**Instructions for the task**
Write out the material exactly, with the pictures left out.

**Records**

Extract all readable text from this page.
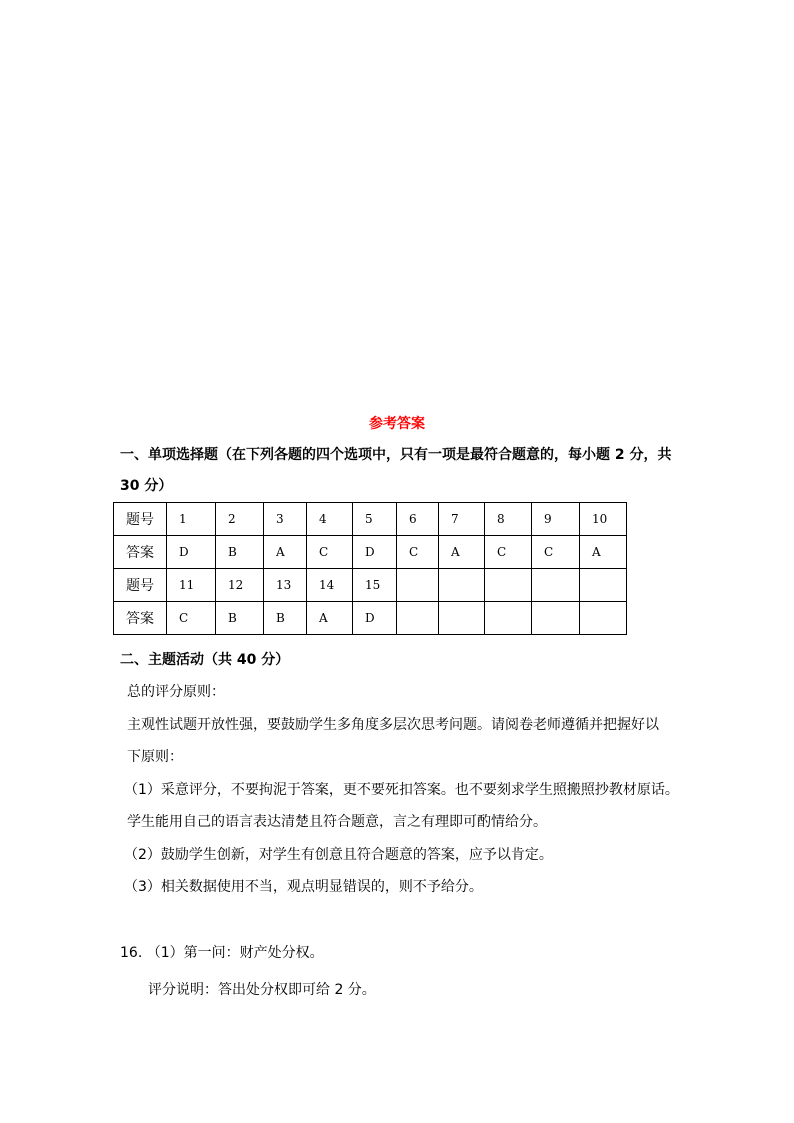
参考答案
一、单项选择题（在下列各题的四个选项中，只有一项是最符合题意的，每小题 2 分，共
30 分）
题号	1	2	3	4	5	6	7	8	9	10
答案	D	B	A	C	D	C	A	C	C	A
题号	11	12	13	14	15					
答案	C	B	B	A	D					
二、主题活动（共 40 分）
总的评分原则：
主观性试题开放性强，要鼓励学生多角度多层次思考问题。请阅卷老师遵循并把握好以
下原则：
（1）采意评分，不要拘泥于答案，更不要死扣答案。也不要刻求学生照搬照抄教材原话。
学生能用自己的语言表达清楚且符合题意，言之有理即可酌情给分。
（2）鼓励学生创新，对学生有创意且符合题意的答案，应予以肯定。
（3）相关数据使用不当，观点明显错误的，则不予给分。
16. （1）第一问：财产处分权。
评分说明：答出处分权即可给 2 分。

**Written solution**
Extract all readable text from this page.
参考答案
一、单项选择题（在下列各题的四个选项中，只有一项是最符合题意的，每小题 2 分，共
30 分）
题号	1	2	3	4	5	6	7	8	9	10
答案	D	B	A	C	D	C	A	C	C	A
题号	11	12	13	14	15					
答案	C	B	B	A	D					
二、主题活动（共 40 分）
总的评分原则：
主观性试题开放性强，要鼓励学生多角度多层次思考问题。请阅卷老师遵循并把握好以
下原则：
（1）采意评分，不要拘泥于答案，更不要死扣答案。也不要刻求学生照搬照抄教材原话。
学生能用自己的语言表达清楚且符合题意，言之有理即可酌情给分。
（2）鼓励学生创新，对学生有创意且符合题意的答案，应予以肯定。
（3）相关数据使用不当，观点明显错误的，则不予给分。
16. （1）第一问：财产处分权。
评分说明：答出处分权即可给 2 分。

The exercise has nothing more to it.